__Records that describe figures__
-.-.-

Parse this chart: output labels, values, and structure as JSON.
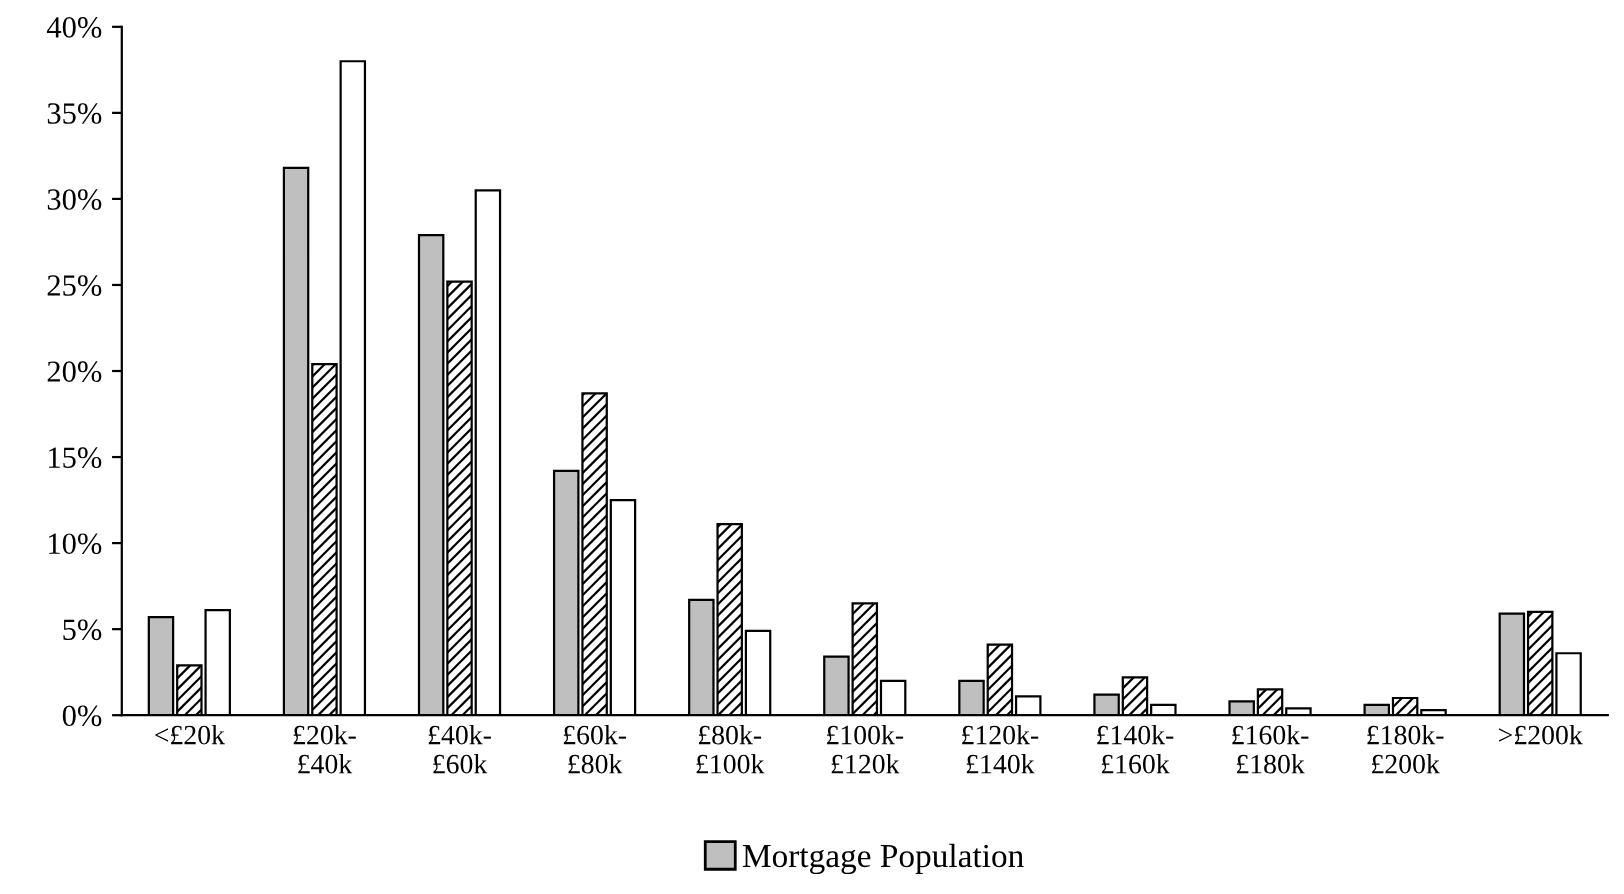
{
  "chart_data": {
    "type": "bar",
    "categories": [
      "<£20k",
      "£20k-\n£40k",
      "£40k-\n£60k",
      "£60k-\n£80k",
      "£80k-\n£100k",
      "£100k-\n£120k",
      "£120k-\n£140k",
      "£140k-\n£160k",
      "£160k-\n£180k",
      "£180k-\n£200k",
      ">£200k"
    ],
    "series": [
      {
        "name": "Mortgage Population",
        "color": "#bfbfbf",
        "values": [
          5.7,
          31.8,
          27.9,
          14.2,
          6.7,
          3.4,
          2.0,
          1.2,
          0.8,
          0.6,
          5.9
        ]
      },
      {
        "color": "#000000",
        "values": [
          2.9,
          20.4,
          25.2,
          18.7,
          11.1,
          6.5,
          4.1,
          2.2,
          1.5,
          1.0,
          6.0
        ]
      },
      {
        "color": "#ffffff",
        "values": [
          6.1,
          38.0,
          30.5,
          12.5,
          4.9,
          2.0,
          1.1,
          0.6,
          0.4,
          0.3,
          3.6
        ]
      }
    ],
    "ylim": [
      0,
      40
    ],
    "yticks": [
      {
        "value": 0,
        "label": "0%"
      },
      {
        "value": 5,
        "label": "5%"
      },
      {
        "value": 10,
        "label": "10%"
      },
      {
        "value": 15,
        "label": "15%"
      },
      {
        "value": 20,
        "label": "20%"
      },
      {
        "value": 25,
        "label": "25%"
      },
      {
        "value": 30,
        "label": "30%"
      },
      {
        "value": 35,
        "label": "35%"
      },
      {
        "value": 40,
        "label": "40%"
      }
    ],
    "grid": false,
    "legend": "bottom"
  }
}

-.-.-

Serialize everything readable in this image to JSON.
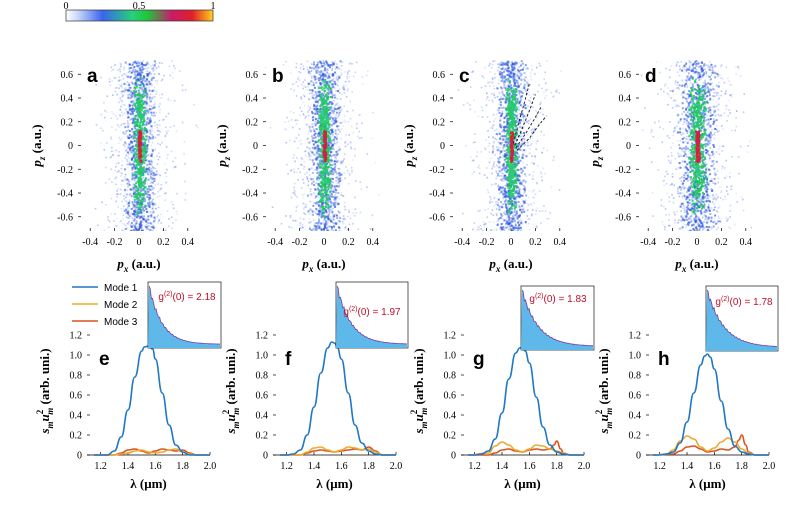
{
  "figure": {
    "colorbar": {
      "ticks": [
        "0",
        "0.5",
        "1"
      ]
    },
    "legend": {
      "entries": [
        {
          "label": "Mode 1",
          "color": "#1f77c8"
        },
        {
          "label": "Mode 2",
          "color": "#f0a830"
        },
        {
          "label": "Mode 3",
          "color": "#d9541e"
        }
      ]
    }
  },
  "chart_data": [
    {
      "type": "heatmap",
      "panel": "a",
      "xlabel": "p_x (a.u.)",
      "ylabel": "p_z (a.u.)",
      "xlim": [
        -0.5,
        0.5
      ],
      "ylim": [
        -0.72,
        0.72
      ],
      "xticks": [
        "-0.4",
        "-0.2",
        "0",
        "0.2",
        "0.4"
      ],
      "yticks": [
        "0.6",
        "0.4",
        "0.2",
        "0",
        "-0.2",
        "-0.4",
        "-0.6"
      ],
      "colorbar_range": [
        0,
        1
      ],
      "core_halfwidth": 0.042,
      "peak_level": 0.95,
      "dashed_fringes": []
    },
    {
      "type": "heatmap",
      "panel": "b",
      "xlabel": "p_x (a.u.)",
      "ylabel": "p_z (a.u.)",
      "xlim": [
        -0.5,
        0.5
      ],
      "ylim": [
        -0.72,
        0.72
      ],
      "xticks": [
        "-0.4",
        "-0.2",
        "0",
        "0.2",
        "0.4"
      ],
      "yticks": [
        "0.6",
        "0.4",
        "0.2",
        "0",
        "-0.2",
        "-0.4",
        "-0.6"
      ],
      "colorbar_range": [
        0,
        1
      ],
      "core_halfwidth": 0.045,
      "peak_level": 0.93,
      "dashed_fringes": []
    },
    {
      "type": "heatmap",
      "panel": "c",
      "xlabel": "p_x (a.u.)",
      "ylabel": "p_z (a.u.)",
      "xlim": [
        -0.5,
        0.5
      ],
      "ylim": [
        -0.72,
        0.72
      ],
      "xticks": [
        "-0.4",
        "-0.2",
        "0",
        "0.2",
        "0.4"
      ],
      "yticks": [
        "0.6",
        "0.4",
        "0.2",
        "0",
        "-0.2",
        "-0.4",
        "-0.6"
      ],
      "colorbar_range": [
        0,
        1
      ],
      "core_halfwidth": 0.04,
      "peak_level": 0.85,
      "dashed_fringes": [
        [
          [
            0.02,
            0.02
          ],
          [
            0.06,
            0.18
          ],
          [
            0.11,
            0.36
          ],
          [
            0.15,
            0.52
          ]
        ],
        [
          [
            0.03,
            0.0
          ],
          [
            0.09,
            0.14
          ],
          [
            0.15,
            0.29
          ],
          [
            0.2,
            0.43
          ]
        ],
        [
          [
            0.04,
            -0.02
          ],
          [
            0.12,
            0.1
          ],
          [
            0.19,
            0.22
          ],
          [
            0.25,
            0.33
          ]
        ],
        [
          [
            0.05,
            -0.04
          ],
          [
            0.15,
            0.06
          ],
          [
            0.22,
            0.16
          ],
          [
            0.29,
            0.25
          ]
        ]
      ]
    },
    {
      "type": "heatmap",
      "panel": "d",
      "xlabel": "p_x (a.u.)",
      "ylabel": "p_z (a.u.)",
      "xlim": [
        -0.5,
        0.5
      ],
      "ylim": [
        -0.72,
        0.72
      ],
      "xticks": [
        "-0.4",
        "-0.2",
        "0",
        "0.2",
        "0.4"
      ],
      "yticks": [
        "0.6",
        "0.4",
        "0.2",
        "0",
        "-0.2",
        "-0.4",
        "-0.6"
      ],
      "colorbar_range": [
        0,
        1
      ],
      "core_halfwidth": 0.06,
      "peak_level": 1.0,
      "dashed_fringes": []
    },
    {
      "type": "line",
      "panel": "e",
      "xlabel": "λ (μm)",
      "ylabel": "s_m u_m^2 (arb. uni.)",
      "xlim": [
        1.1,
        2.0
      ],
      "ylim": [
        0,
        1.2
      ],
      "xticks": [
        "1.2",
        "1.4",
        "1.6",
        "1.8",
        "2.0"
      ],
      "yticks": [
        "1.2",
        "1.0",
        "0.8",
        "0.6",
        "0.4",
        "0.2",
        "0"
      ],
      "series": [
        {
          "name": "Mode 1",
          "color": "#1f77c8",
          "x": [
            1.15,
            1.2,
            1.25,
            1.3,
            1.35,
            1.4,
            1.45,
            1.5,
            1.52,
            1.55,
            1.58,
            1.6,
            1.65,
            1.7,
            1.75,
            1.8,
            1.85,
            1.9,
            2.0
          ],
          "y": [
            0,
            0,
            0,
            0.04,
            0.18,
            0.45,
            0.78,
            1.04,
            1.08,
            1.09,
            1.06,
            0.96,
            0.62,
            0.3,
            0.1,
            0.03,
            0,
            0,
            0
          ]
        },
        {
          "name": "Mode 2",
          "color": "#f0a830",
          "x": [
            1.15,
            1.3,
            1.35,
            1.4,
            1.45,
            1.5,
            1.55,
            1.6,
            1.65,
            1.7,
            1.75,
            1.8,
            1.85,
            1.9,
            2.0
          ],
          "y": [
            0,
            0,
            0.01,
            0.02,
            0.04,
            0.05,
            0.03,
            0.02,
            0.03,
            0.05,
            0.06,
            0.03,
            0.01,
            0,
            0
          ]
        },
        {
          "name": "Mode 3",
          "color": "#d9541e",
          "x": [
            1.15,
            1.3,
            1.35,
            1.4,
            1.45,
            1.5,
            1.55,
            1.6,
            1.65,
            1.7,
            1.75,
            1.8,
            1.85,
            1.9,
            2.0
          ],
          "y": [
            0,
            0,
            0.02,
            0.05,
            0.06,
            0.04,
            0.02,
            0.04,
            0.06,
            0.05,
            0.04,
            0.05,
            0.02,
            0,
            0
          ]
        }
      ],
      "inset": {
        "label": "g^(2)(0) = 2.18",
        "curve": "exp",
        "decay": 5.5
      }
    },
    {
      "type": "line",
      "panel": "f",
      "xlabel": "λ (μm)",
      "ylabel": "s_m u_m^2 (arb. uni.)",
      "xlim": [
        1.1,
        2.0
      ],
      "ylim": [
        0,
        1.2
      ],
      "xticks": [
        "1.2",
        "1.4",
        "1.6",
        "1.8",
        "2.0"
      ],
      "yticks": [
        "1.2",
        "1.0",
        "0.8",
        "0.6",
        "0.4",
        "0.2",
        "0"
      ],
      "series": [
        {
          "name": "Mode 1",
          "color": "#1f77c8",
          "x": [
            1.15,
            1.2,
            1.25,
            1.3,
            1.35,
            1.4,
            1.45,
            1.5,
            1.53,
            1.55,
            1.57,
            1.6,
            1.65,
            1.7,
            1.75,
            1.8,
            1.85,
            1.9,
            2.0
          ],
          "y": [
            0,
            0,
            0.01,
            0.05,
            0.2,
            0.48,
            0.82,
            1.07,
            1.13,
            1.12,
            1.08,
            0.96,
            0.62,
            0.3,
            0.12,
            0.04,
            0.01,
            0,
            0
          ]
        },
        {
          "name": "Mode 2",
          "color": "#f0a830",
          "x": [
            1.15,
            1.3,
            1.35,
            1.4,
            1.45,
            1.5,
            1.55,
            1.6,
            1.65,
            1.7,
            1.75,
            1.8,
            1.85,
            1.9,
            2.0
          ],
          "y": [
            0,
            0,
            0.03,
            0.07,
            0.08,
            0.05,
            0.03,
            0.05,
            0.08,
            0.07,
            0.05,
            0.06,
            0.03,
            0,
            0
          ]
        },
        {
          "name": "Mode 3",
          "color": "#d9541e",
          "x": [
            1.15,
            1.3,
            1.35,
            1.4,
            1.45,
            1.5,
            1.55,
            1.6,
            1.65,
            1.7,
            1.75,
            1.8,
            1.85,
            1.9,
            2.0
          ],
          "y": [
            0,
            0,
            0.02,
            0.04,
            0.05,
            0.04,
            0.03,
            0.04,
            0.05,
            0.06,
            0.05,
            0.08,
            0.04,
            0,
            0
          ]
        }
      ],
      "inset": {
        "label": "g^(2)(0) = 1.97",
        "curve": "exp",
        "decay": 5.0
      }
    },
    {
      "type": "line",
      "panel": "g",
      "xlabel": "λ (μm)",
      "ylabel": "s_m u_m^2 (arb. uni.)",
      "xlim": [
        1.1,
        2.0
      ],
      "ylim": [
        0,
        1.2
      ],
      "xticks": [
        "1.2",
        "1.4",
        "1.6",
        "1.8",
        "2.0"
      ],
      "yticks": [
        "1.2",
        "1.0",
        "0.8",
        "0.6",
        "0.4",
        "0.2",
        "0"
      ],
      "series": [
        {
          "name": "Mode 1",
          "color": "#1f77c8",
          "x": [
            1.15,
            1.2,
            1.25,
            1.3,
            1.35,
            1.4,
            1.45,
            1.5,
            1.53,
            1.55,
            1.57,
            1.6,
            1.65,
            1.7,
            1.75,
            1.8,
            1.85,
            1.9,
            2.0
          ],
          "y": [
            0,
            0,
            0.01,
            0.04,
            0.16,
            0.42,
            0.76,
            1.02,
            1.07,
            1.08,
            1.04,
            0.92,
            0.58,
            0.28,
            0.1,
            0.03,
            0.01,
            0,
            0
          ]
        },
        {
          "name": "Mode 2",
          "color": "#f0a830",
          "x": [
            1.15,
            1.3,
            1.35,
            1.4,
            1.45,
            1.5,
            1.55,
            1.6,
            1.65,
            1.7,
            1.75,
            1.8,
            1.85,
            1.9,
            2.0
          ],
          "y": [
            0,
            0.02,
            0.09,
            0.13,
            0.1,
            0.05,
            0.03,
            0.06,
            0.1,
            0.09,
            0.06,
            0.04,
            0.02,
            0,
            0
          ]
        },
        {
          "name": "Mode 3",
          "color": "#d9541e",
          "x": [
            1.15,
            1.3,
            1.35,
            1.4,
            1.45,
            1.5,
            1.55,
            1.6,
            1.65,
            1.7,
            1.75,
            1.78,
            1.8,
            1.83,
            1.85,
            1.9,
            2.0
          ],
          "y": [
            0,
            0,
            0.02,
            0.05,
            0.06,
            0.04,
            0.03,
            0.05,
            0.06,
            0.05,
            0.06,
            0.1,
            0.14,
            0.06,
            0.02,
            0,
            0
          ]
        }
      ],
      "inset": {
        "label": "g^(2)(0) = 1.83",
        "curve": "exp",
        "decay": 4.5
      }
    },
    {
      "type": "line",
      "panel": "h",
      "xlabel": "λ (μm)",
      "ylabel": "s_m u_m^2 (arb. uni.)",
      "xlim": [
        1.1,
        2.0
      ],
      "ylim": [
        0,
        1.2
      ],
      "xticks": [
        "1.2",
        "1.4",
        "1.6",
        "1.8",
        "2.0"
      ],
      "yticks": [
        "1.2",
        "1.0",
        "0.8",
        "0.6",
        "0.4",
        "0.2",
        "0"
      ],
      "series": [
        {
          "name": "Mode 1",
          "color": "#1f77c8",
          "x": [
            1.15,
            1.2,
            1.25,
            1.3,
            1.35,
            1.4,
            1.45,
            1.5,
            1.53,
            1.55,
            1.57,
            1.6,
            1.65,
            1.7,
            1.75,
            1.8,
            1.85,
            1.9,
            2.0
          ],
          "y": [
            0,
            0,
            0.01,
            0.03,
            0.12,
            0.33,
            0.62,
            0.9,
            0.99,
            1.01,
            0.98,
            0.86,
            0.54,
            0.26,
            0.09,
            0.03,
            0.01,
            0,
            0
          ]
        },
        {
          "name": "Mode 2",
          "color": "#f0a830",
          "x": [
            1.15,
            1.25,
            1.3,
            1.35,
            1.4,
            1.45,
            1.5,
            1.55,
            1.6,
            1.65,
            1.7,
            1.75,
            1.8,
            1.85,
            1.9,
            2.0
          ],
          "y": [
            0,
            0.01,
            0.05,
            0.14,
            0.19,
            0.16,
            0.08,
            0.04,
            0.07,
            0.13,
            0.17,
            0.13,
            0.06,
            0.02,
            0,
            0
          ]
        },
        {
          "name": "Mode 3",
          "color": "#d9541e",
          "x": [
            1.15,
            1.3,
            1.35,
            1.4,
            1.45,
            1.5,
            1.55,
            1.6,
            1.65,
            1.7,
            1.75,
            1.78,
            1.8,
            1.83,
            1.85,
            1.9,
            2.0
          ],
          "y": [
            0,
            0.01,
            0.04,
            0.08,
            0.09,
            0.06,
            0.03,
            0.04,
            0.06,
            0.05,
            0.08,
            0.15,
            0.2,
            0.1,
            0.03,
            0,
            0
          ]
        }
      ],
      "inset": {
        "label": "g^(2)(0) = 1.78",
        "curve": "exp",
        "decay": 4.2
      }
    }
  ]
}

-.-.-

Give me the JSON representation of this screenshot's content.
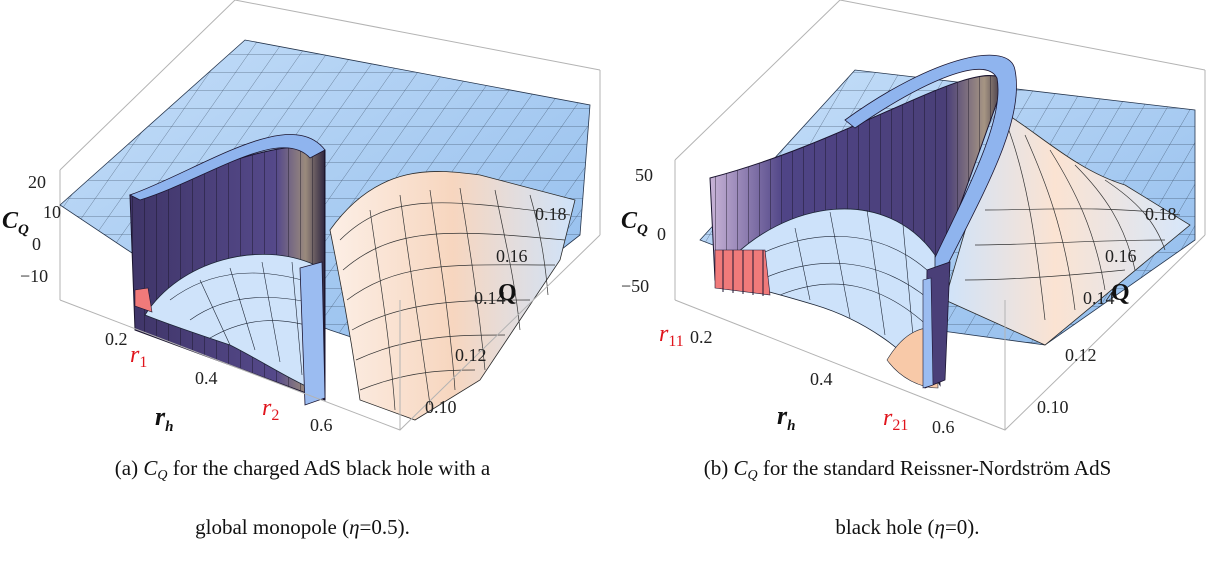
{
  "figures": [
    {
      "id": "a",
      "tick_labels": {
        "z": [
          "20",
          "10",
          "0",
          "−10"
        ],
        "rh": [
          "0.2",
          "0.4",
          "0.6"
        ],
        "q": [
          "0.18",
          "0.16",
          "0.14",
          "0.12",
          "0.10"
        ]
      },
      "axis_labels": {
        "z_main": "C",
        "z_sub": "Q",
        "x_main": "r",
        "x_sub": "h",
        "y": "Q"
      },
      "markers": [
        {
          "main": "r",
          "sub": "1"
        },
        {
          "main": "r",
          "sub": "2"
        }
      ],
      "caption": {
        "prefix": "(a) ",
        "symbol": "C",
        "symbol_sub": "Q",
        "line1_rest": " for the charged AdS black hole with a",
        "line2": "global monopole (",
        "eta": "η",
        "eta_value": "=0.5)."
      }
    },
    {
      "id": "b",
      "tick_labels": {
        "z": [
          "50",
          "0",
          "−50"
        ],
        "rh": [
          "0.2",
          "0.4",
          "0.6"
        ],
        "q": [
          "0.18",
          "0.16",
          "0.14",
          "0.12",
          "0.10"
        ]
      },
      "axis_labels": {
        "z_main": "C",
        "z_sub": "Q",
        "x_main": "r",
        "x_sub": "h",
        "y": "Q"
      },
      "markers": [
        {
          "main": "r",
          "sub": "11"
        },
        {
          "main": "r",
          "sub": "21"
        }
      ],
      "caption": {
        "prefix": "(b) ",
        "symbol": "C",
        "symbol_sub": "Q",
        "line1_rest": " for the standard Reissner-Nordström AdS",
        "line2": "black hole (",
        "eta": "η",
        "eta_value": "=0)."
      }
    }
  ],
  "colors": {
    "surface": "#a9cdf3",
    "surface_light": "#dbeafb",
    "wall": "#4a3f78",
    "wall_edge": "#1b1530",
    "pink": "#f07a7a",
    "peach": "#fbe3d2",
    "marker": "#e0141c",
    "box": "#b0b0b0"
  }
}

-.-.-

__Given instruction__
Display every line of the listing that contains the string "black".

__Full solution__
        "line1_rest": " for the charged AdS black hole with a",
        "line2": "black hole (",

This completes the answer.